* [The task]:
Copy each of the entries below faithfully, setting aside any pictures.

* [Data for processing]:
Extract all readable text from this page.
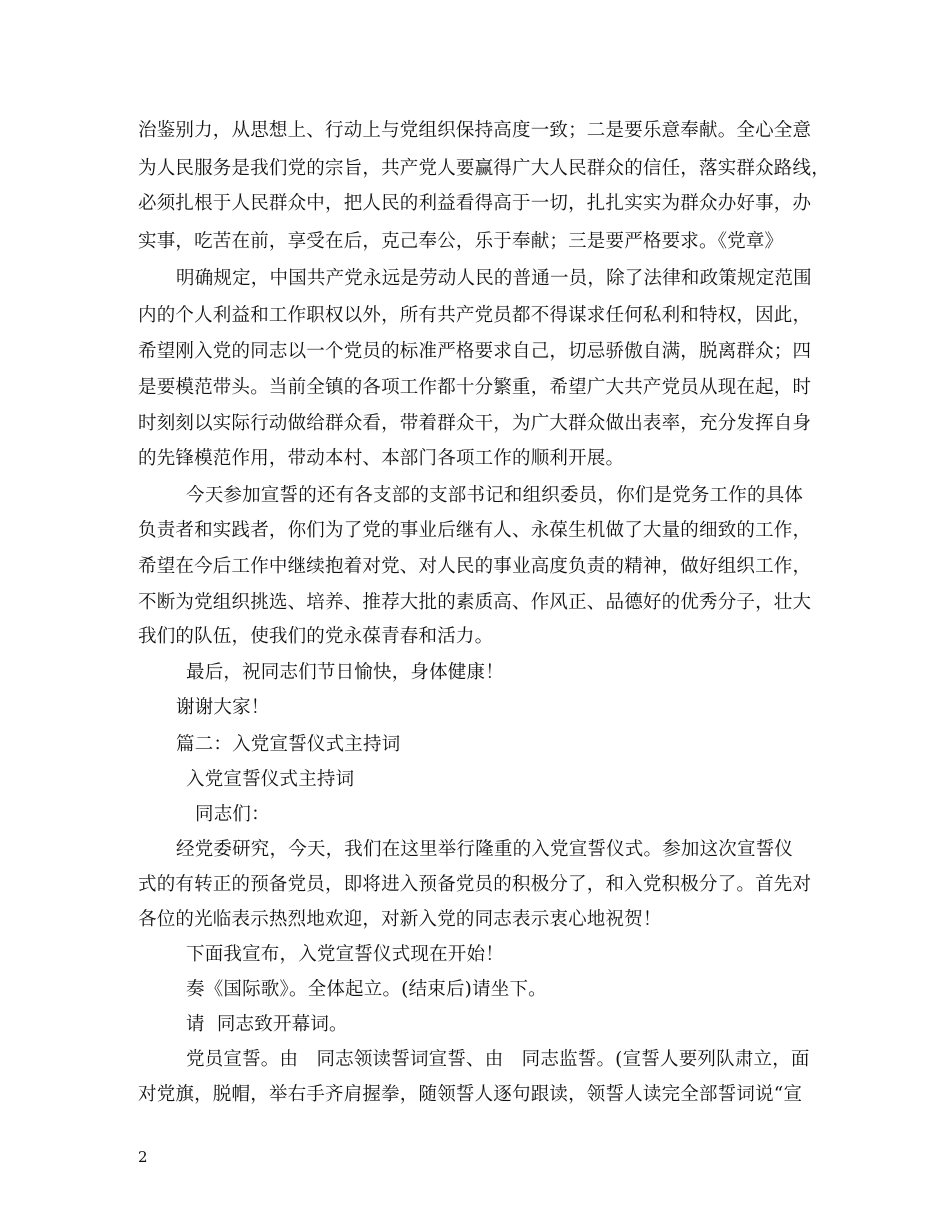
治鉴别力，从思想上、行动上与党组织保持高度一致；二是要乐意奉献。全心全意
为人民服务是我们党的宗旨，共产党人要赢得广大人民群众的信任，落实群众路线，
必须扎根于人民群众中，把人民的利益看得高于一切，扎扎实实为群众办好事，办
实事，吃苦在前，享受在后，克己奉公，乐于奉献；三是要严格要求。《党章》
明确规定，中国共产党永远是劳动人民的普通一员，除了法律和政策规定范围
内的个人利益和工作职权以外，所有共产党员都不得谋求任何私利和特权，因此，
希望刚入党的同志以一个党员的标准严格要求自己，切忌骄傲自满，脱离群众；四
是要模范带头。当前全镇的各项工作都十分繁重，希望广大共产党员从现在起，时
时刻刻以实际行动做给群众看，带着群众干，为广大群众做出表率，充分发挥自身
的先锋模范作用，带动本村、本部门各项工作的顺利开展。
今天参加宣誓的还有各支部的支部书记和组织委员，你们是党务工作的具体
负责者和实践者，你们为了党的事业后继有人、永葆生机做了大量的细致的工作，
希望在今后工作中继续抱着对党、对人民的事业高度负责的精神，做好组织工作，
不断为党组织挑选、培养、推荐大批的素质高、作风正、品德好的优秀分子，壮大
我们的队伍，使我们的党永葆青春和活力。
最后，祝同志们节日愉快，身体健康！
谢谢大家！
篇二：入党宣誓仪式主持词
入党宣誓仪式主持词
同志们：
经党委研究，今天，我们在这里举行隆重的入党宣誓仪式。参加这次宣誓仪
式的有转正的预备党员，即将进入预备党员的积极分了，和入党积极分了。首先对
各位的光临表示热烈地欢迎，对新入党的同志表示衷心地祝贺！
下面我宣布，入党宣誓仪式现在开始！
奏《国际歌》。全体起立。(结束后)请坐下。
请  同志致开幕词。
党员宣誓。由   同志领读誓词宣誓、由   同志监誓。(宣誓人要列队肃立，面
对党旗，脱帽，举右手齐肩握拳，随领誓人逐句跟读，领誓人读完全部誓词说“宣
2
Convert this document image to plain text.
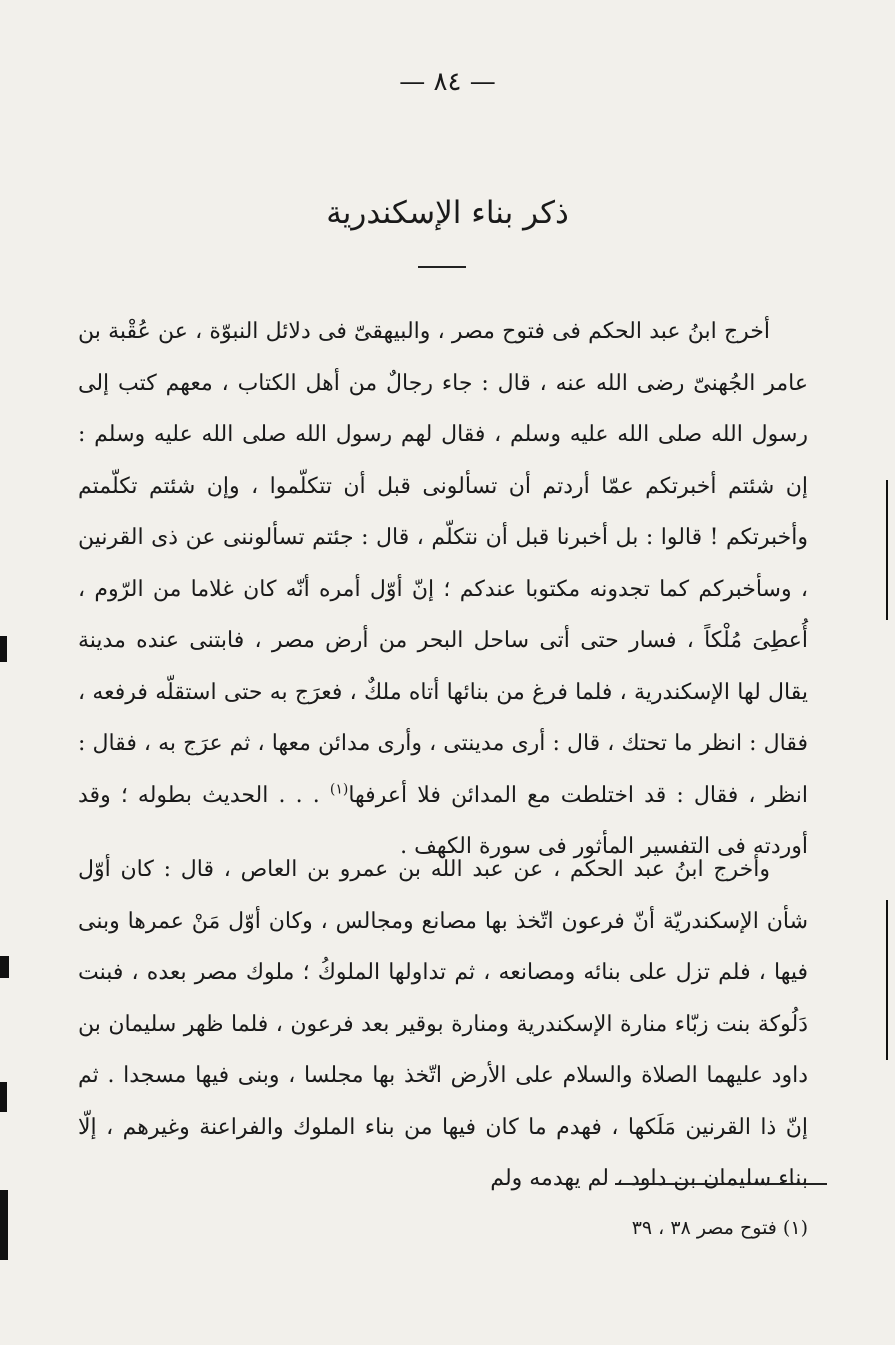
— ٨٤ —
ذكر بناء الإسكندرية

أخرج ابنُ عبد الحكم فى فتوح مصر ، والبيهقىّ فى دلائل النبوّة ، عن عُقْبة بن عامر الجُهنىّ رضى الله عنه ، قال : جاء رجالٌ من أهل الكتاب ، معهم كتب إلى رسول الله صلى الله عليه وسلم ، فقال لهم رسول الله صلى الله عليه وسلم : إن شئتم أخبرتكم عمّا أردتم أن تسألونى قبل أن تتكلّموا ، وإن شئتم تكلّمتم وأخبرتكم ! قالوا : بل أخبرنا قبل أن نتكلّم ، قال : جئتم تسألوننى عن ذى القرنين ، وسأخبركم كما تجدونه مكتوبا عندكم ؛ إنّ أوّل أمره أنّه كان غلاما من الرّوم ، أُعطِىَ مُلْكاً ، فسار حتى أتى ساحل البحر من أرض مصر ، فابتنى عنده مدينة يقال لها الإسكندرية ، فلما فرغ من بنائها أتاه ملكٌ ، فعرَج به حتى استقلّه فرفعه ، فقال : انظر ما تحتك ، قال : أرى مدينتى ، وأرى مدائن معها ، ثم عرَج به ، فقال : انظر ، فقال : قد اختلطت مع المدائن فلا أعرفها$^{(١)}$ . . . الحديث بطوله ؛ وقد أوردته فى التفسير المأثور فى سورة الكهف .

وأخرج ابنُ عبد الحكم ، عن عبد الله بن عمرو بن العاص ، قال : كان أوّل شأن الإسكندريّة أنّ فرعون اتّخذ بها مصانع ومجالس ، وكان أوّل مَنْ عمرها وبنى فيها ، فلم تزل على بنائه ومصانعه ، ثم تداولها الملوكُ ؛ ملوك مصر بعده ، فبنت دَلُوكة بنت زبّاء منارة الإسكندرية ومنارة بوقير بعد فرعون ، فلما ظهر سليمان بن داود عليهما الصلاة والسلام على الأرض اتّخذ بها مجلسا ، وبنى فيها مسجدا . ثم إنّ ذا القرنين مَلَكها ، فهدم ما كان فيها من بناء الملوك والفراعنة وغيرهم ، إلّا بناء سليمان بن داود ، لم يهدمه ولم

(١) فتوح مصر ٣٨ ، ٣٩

* [The response]:
Extract all readable text from this page.
治鉴别力，从思想上、行动上与党组织保持高度一致；二是要乐意奉献。全心全意
为人民服务是我们党的宗旨，共产党人要赢得广大人民群众的信任，落实群众路线，
必须扎根于人民群众中，把人民的利益看得高于一切，扎扎实实为群众办好事，办
实事，吃苦在前，享受在后，克己奉公，乐于奉献；三是要严格要求。《党章》
明确规定，中国共产党永远是劳动人民的普通一员，除了法律和政策规定范围
内的个人利益和工作职权以外，所有共产党员都不得谋求任何私利和特权，因此，
希望刚入党的同志以一个党员的标准严格要求自己，切忌骄傲自满，脱离群众；四
是要模范带头。当前全镇的各项工作都十分繁重，希望广大共产党员从现在起，时
时刻刻以实际行动做给群众看，带着群众干，为广大群众做出表率，充分发挥自身
的先锋模范作用，带动本村、本部门各项工作的顺利开展。
今天参加宣誓的还有各支部的支部书记和组织委员，你们是党务工作的具体
负责者和实践者，你们为了党的事业后继有人、永葆生机做了大量的细致的工作，
希望在今后工作中继续抱着对党、对人民的事业高度负责的精神，做好组织工作，
不断为党组织挑选、培养、推荐大批的素质高、作风正、品德好的优秀分子，壮大
我们的队伍，使我们的党永葆青春和活力。
最后，祝同志们节日愉快，身体健康！
谢谢大家！
篇二：入党宣誓仪式主持词
入党宣誓仪式主持词
同志们：
经党委研究，今天，我们在这里举行隆重的入党宣誓仪式。参加这次宣誓仪
式的有转正的预备党员，即将进入预备党员的积极分了，和入党积极分了。首先对
各位的光临表示热烈地欢迎，对新入党的同志表示衷心地祝贺！
下面我宣布，入党宣誓仪式现在开始！
奏《国际歌》。全体起立。(结束后)请坐下。
请  同志致开幕词。
党员宣誓。由   同志领读誓词宣誓、由   同志监誓。(宣誓人要列队肃立，面
对党旗，脱帽，举右手齐肩握拳，随领誓人逐句跟读，领誓人读完全部誓词说“宣
2
Convert this document image to plain text.
— ٨٤ —
ذكر بناء الإسكندرية

أخرج ابنُ عبد الحكم فى فتوح مصر ، والبيهقىّ فى دلائل النبوّة ، عن عُقْبة بن عامر الجُهنىّ رضى الله عنه ، قال : جاء رجالٌ من أهل الكتاب ، معهم كتب إلى رسول الله صلى الله عليه وسلم ، فقال لهم رسول الله صلى الله عليه وسلم : إن شئتم أخبرتكم عمّا أردتم أن تسألونى قبل أن تتكلّموا ، وإن شئتم تكلّمتم وأخبرتكم ! قالوا : بل أخبرنا قبل أن نتكلّم ، قال : جئتم تسألوننى عن ذى القرنين ، وسأخبركم كما تجدونه مكتوبا عندكم ؛ إنّ أوّل أمره أنّه كان غلاما من الرّوم ، أُعطِىَ مُلْكاً ، فسار حتى أتى ساحل البحر من أرض مصر ، فابتنى عنده مدينة يقال لها الإسكندرية ، فلما فرغ من بنائها أتاه ملكٌ ، فعرَج به حتى استقلّه فرفعه ، فقال : انظر ما تحتك ، قال : أرى مدينتى ، وأرى مدائن معها ، ثم عرَج به ، فقال : انظر ، فقال : قد اختلطت مع المدائن فلا أعرفها$^{(١)}$ . . . الحديث بطوله ؛ وقد أوردته فى التفسير المأثور فى سورة الكهف .

وأخرج ابنُ عبد الحكم ، عن عبد الله بن عمرو بن العاص ، قال : كان أوّل شأن الإسكندريّة أنّ فرعون اتّخذ بها مصانع ومجالس ، وكان أوّل مَنْ عمرها وبنى فيها ، فلم تزل على بنائه ومصانعه ، ثم تداولها الملوكُ ؛ ملوك مصر بعده ، فبنت دَلُوكة بنت زبّاء منارة الإسكندرية ومنارة بوقير بعد فرعون ، فلما ظهر سليمان بن داود عليهما الصلاة والسلام على الأرض اتّخذ بها مجلسا ، وبنى فيها مسجدا . ثم إنّ ذا القرنين مَلَكها ، فهدم ما كان فيها من بناء الملوك والفراعنة وغيرهم ، إلّا بناء سليمان بن داود ، لم يهدمه ولم

(١) فتوح مصر ٣٨ ، ٣٩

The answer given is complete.